Start

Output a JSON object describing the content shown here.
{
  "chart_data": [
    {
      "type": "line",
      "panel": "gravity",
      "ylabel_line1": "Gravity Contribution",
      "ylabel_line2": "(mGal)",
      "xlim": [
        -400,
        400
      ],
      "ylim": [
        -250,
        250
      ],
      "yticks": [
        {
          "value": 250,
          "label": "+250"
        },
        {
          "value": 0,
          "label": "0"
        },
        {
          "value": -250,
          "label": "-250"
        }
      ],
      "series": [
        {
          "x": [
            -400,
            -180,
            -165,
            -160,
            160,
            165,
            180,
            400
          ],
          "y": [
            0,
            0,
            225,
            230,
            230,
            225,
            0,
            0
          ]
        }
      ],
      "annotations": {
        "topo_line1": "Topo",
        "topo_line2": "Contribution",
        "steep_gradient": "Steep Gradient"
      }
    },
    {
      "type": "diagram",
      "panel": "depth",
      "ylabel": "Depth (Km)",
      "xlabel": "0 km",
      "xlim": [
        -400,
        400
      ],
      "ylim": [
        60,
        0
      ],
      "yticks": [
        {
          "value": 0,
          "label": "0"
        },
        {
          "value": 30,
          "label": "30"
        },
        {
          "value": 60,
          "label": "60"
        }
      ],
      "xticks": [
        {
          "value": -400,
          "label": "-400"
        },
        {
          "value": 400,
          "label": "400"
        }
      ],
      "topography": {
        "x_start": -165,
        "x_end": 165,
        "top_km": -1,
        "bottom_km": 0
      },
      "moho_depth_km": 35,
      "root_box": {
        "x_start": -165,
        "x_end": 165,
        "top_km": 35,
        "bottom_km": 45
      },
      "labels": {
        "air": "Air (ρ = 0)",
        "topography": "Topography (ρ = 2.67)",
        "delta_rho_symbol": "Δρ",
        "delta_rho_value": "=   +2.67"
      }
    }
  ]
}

End

Aim. Copy out the data shown above without altering anything.

Expected output.
Output a JSON object describing the content shown here.
{
  "chart_data": [
    {
      "type": "line",
      "panel": "gravity",
      "ylabel_line1": "Gravity Contribution",
      "ylabel_line2": "(mGal)",
      "xlim": [
        -400,
        400
      ],
      "ylim": [
        -250,
        250
      ],
      "yticks": [
        {
          "value": 250,
          "label": "+250"
        },
        {
          "value": 0,
          "label": "0"
        },
        {
          "value": -250,
          "label": "-250"
        }
      ],
      "series": [
        {
          "x": [
            -400,
            -180,
            -165,
            -160,
            160,
            165,
            180,
            400
          ],
          "y": [
            0,
            0,
            225,
            230,
            230,
            225,
            0,
            0
          ]
        }
      ],
      "annotations": {
        "topo_line1": "Topo",
        "topo_line2": "Contribution",
        "steep_gradient": "Steep Gradient"
      }
    },
    {
      "type": "diagram",
      "panel": "depth",
      "ylabel": "Depth (Km)",
      "xlabel": "0 km",
      "xlim": [
        -400,
        400
      ],
      "ylim": [
        60,
        0
      ],
      "yticks": [
        {
          "value": 0,
          "label": "0"
        },
        {
          "value": 30,
          "label": "30"
        },
        {
          "value": 60,
          "label": "60"
        }
      ],
      "xticks": [
        {
          "value": -400,
          "label": "-400"
        },
        {
          "value": 400,
          "label": "400"
        }
      ],
      "topography": {
        "x_start": -165,
        "x_end": 165,
        "top_km": -1,
        "bottom_km": 0
      },
      "moho_depth_km": 35,
      "root_box": {
        "x_start": -165,
        "x_end": 165,
        "top_km": 35,
        "bottom_km": 45
      },
      "labels": {
        "air": "Air (ρ = 0)",
        "topography": "Topography (ρ = 2.67)",
        "delta_rho_symbol": "Δρ",
        "delta_rho_value": "=   +2.67"
      }
    }
  ]
}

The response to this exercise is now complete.